— start Records supplied —

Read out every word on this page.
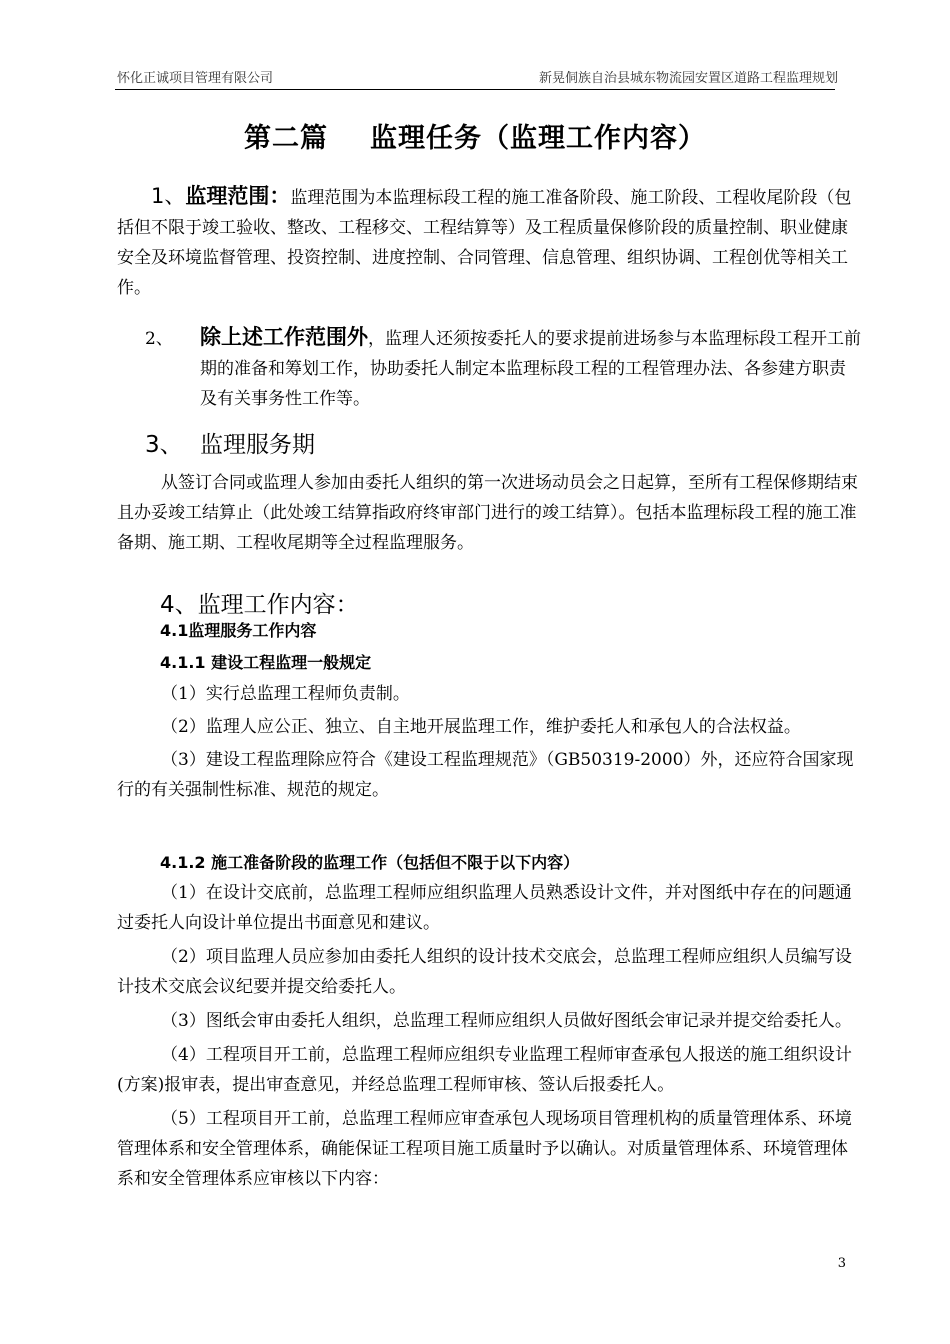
怀化正诚项目管理有限公司	新晃侗族自治县城东物流园安置区道路工程监理规划
第二篇 监理任务（监理工作内容）
1、监理范围：监理范围为本监理标段工程的施工准备阶段、施工阶段、工程收尾阶段（包括但不限于竣工验收、整改、工程移交、工程结算等）及工程质量保修阶段的质量控制、职业健康安全及环境监督管理、投资控制、进度控制、合同管理、信息管理、组织协调、工程创优等相关工作。
2、 除上述工作范围外，监理人还须按委托人的要求提前进场参与本监理标段工程开工前期的准备和筹划工作，协助委托人制定本监理标段工程的工程管理办法、各参建方职责及有关事务性工作等。
3、 监理服务期
从签订合同或监理人参加由委托人组织的第一次进场动员会之日起算，至所有工程保修期结束且办妥竣工结算止（此处竣工结算指政府终审部门进行的竣工结算）。包括本监理标段工程的施工准备期、施工期、工程收尾期等全过程监理服务。
4、监理工作内容：
4.1监理服务工作内容
4.1.1 建设工程监理一般规定

（1）实行总监理工程师负责制。

（2）监理人应公正、独立、自主地开展监理工作，维护委托人和承包人的合法权益。

（3）建设工程监理除应符合《建设工程监理规范》（GB50319-2000）外，还应符合国家现行的有关强制性标准、规范的规定。

4.1.2 施工准备阶段的监理工作（包括但不限于以下内容）

（1）在设计交底前，总监理工程师应组织监理人员熟悉设计文件，并对图纸中存在的问题通过委托人向设计单位提出书面意见和建议。

（2）项目监理人员应参加由委托人组织的设计技术交底会，总监理工程师应组织人员编写设计技术交底会议纪要并提交给委托人。

（3）图纸会审由委托人组织，总监理工程师应组织人员做好图纸会审记录并提交给委托人。

（4）工程项目开工前，总监理工程师应组织专业监理工程师审查承包人报送的施工组织设计(方案)报审表，提出审查意见，并经总监理工程师审核、签认后报委托人。

（5）工程项目开工前，总监理工程师应审查承包人现场项目管理机构的质量管理体系、环境管理体系和安全管理体系，确能保证工程项目施工质量时予以确认。对质量管理体系、环境管理体系和安全管理体系应审核以下内容：

3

— end Records supplied —

_Exercise directions_. Without including the pictures, reproduce all entries exactly.

_Exercise output_.
Read out every word on this page.
怀化正诚项目管理有限公司	新晃侗族自治县城东物流园安置区道路工程监理规划
第二篇 监理任务（监理工作内容）
1、监理范围：监理范围为本监理标段工程的施工准备阶段、施工阶段、工程收尾阶段（包括但不限于竣工验收、整改、工程移交、工程结算等）及工程质量保修阶段的质量控制、职业健康安全及环境监督管理、投资控制、进度控制、合同管理、信息管理、组织协调、工程创优等相关工作。
2、 除上述工作范围外，监理人还须按委托人的要求提前进场参与本监理标段工程开工前期的准备和筹划工作，协助委托人制定本监理标段工程的工程管理办法、各参建方职责及有关事务性工作等。
3、 监理服务期
从签订合同或监理人参加由委托人组织的第一次进场动员会之日起算，至所有工程保修期结束且办妥竣工结算止（此处竣工结算指政府终审部门进行的竣工结算）。包括本监理标段工程的施工准备期、施工期、工程收尾期等全过程监理服务。
4、监理工作内容：
4.1监理服务工作内容
4.1.1 建设工程监理一般规定

（1）实行总监理工程师负责制。

（2）监理人应公正、独立、自主地开展监理工作，维护委托人和承包人的合法权益。

（3）建设工程监理除应符合《建设工程监理规范》（GB50319-2000）外，还应符合国家现行的有关强制性标准、规范的规定。

4.1.2 施工准备阶段的监理工作（包括但不限于以下内容）

（1）在设计交底前，总监理工程师应组织监理人员熟悉设计文件，并对图纸中存在的问题通过委托人向设计单位提出书面意见和建议。

（2）项目监理人员应参加由委托人组织的设计技术交底会，总监理工程师应组织人员编写设计技术交底会议纪要并提交给委托人。

（3）图纸会审由委托人组织，总监理工程师应组织人员做好图纸会审记录并提交给委托人。

（4）工程项目开工前，总监理工程师应组织专业监理工程师审查承包人报送的施工组织设计(方案)报审表，提出审查意见，并经总监理工程师审核、签认后报委托人。

（5）工程项目开工前，总监理工程师应审查承包人现场项目管理机构的质量管理体系、环境管理体系和安全管理体系，确能保证工程项目施工质量时予以确认。对质量管理体系、环境管理体系和安全管理体系应审核以下内容：

3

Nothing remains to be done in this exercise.